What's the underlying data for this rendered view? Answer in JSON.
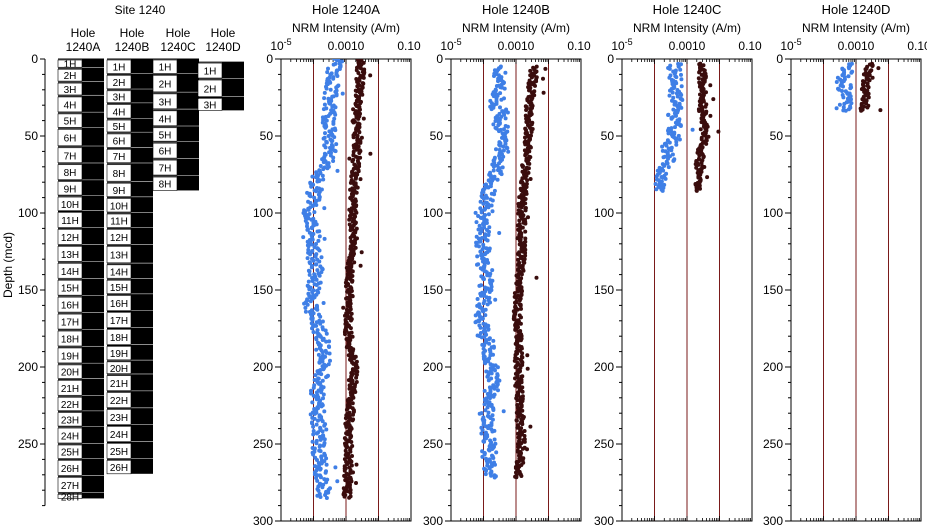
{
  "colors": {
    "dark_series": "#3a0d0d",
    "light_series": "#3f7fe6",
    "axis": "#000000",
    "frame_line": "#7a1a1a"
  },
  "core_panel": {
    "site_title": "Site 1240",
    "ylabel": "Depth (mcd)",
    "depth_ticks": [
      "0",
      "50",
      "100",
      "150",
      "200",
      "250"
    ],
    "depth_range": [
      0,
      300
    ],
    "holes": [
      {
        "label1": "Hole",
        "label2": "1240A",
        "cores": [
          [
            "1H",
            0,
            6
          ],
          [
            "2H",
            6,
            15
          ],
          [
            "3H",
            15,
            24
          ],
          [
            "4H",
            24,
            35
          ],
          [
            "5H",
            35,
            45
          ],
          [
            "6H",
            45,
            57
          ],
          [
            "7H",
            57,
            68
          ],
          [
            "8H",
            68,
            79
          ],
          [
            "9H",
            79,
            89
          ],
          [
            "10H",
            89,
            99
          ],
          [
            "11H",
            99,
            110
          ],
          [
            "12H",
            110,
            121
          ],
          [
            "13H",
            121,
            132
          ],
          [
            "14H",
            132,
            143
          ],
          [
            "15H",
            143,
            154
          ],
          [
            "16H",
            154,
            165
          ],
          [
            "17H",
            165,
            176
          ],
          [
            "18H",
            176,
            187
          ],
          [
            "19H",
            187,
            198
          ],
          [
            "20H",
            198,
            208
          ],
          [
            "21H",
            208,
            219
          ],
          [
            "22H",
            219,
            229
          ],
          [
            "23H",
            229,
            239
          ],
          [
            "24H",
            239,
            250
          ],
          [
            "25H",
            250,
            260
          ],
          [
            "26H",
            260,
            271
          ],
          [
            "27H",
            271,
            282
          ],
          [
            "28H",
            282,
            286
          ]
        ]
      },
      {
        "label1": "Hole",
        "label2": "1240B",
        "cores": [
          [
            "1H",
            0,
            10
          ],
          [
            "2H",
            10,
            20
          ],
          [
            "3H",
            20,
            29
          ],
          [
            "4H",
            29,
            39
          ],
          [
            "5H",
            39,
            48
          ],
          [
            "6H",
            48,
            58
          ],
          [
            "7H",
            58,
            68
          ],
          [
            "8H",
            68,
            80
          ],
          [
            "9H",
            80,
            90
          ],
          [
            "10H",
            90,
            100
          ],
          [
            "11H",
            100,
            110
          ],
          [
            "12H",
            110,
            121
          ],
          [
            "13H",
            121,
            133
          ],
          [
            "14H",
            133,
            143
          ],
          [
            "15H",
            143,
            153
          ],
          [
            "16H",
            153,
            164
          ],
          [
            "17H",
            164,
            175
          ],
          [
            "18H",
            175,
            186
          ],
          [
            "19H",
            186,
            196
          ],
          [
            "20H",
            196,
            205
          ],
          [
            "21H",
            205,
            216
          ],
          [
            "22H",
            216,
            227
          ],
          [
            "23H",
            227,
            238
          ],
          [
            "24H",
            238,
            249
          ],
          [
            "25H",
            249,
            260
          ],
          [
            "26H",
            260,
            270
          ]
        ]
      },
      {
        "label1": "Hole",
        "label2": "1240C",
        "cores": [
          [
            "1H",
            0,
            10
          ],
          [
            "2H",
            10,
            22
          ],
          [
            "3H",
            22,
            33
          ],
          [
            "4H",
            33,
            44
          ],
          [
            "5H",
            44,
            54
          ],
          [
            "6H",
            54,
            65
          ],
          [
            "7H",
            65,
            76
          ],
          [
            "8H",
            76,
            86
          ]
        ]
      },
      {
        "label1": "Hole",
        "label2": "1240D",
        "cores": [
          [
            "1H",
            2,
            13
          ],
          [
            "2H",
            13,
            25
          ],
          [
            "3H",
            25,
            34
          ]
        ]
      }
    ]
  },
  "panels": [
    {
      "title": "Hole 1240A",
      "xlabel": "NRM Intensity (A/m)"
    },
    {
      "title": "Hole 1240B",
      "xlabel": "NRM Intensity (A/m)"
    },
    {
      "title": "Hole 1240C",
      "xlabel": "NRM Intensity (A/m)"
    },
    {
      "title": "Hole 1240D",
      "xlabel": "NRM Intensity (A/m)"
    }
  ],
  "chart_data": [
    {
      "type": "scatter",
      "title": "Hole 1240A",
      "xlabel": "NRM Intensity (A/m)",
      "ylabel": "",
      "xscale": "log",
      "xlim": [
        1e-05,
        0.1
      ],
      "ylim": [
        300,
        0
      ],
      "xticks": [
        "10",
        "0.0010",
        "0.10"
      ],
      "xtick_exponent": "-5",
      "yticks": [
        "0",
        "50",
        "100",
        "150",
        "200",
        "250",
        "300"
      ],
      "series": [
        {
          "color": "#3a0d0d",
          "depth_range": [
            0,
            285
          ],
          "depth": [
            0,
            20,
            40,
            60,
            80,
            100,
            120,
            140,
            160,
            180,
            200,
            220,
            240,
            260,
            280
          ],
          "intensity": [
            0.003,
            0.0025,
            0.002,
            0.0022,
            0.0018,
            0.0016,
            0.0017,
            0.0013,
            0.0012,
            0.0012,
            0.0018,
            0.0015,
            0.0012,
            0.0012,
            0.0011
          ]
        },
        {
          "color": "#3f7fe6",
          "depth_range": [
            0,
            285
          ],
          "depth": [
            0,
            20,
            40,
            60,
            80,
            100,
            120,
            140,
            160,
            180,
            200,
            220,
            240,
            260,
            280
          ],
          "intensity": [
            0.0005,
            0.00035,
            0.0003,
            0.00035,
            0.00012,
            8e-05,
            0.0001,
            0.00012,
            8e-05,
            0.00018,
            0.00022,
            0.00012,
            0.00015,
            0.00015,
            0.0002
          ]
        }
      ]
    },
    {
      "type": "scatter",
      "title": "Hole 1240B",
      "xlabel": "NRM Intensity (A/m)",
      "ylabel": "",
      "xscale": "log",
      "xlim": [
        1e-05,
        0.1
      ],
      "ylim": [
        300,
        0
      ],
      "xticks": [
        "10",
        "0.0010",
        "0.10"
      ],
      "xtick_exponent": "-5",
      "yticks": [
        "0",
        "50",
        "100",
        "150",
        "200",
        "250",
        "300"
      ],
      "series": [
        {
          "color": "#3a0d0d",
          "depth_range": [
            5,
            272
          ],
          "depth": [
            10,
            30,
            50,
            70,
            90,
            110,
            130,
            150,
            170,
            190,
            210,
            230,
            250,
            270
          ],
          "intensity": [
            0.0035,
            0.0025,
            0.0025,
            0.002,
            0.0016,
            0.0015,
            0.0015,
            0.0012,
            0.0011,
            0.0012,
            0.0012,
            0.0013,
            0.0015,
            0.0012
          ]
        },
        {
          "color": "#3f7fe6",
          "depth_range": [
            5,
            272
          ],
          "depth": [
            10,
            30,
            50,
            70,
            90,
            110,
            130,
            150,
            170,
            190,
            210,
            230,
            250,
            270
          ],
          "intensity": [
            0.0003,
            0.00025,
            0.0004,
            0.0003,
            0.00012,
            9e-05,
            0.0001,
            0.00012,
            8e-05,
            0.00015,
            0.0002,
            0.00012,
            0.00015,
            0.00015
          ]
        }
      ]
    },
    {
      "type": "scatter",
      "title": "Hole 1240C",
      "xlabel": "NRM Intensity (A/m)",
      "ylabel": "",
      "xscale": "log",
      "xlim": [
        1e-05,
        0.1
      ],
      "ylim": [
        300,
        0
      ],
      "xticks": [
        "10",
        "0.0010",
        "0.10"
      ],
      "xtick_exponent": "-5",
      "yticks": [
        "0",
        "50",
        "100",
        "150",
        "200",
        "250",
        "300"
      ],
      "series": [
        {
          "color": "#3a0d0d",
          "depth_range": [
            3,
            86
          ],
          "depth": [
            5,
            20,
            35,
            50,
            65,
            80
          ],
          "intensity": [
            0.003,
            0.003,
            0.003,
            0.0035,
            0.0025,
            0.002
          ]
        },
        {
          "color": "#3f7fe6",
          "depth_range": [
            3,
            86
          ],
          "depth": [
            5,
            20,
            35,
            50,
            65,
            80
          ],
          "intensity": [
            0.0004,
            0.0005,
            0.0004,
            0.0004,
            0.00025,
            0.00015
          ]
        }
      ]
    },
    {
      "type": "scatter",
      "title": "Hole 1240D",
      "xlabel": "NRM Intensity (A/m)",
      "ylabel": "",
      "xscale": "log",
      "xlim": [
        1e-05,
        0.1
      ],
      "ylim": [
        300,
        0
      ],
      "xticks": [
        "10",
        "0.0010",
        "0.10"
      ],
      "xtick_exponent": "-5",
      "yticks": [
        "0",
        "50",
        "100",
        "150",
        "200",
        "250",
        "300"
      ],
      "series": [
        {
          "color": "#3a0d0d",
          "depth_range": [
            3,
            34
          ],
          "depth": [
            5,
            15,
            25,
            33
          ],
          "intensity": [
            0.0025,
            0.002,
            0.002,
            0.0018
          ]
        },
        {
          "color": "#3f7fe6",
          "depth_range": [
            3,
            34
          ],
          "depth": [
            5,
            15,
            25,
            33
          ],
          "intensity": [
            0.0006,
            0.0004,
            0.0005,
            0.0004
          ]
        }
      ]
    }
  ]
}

==============================

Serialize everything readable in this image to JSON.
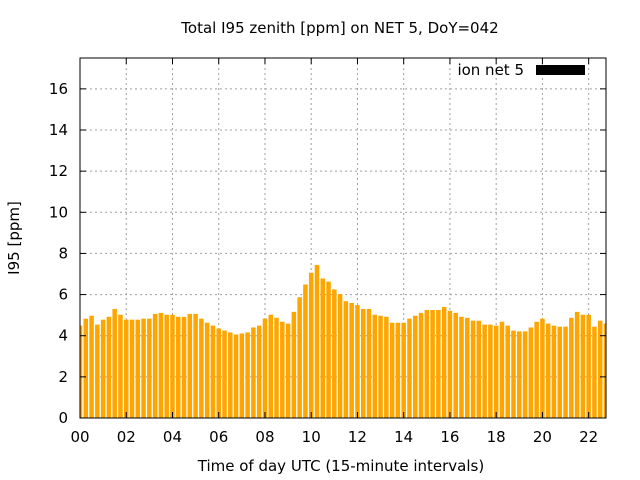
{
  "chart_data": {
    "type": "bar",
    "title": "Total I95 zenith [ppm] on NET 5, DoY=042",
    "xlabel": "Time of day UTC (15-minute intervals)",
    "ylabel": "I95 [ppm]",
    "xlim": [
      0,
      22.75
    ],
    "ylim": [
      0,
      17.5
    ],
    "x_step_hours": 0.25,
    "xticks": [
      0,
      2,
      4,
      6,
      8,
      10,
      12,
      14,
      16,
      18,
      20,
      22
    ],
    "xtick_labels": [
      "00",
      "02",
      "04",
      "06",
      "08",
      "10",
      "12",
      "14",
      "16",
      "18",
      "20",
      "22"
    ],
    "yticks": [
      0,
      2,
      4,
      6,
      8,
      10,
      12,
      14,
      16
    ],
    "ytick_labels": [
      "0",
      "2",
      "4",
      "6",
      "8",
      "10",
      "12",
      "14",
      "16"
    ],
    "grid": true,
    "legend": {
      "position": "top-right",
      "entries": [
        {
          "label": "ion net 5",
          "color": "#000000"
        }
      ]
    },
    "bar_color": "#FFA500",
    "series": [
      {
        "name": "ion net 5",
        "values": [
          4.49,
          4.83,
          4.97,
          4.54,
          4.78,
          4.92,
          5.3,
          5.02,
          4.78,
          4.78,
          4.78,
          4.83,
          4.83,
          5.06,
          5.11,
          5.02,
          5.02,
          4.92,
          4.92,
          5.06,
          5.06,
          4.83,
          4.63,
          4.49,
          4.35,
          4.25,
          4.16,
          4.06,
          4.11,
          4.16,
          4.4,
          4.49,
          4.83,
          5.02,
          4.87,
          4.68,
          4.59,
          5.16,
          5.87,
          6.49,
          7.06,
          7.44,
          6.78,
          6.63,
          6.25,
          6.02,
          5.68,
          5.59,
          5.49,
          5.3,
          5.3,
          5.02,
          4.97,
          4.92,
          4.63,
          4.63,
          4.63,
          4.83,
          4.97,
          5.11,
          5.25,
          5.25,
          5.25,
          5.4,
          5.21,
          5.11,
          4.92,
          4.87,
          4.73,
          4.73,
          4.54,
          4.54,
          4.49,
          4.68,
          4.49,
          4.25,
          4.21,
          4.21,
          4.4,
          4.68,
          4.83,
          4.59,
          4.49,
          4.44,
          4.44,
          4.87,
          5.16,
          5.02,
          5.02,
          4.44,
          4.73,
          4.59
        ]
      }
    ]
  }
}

==============================

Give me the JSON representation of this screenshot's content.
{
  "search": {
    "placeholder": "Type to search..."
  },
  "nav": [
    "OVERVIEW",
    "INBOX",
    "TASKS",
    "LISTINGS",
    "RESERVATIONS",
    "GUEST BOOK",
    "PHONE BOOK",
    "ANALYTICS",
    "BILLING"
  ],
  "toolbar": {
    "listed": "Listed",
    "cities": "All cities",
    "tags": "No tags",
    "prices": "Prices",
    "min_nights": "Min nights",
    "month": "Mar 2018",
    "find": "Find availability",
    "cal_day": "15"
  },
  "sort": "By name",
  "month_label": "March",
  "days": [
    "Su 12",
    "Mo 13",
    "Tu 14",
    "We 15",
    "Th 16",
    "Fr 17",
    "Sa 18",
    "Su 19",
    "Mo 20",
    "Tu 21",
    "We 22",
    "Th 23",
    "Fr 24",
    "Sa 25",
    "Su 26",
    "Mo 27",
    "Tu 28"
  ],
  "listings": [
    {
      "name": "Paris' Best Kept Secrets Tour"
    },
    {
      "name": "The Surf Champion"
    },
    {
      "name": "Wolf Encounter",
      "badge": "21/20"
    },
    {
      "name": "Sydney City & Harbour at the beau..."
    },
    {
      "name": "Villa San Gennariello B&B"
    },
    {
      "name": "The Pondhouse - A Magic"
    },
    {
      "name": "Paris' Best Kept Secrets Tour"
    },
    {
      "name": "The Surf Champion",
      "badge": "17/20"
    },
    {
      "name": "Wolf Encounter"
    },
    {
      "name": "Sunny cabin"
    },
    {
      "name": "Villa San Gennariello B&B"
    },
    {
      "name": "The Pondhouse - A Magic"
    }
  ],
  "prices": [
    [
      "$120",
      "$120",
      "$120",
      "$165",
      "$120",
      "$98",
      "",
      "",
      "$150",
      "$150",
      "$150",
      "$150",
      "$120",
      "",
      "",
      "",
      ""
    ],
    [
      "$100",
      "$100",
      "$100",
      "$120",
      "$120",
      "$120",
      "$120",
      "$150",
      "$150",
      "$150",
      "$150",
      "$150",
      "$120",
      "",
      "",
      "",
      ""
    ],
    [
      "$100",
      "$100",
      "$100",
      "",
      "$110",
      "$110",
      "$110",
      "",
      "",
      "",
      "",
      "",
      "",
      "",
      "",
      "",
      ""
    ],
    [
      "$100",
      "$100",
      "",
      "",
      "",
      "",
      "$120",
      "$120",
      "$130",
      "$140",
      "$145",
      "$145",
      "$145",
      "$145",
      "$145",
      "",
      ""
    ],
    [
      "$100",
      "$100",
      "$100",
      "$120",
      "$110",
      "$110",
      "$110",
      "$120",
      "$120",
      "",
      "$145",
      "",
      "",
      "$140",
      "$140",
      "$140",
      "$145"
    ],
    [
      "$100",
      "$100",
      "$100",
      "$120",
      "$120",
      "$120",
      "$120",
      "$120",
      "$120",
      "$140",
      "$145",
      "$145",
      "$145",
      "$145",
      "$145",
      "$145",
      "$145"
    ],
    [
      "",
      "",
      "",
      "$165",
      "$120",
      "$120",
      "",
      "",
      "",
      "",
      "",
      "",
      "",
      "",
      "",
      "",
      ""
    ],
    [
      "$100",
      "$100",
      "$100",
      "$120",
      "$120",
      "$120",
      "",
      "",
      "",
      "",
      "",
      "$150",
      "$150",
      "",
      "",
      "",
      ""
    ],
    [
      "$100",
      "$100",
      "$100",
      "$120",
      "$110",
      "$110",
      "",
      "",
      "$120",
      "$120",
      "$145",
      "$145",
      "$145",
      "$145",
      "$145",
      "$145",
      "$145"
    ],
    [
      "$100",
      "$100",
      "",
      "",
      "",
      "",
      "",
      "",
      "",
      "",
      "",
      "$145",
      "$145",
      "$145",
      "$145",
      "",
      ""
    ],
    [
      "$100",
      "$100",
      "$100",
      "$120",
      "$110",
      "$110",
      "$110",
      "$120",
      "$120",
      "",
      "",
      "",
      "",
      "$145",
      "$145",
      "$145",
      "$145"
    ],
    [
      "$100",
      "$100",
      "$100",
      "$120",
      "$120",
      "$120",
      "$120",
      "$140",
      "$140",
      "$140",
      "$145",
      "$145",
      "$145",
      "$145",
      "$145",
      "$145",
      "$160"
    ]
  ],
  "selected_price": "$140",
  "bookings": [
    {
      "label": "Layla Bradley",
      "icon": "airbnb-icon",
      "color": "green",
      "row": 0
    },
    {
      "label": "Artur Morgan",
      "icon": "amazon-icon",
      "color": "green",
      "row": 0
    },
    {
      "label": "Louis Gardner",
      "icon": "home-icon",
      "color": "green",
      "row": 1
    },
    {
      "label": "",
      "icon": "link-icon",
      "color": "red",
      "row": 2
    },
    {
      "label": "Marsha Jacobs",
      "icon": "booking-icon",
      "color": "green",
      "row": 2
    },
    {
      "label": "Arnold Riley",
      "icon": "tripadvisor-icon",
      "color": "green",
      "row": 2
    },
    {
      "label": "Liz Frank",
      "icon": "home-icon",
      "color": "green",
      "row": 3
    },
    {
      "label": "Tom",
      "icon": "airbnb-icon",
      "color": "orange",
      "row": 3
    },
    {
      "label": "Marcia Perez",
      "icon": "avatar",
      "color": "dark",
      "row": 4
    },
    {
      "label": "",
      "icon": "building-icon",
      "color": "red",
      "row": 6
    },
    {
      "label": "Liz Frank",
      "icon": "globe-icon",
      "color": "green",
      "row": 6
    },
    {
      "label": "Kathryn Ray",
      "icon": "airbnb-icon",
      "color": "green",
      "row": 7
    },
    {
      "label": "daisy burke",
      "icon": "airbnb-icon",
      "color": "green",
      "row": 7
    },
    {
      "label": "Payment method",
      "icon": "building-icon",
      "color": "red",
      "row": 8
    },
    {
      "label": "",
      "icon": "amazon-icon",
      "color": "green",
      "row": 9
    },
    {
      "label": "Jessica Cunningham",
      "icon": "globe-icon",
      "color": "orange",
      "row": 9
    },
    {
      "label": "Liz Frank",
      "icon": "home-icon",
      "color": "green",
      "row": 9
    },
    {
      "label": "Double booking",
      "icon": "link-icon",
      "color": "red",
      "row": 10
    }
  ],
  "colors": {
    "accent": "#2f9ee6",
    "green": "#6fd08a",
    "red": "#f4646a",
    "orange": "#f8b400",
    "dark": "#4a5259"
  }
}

==============================

From the entries above, select each line containing the string "Encounter".

      "name": "Wolf Encounter",
      "name": "Wolf Encounter"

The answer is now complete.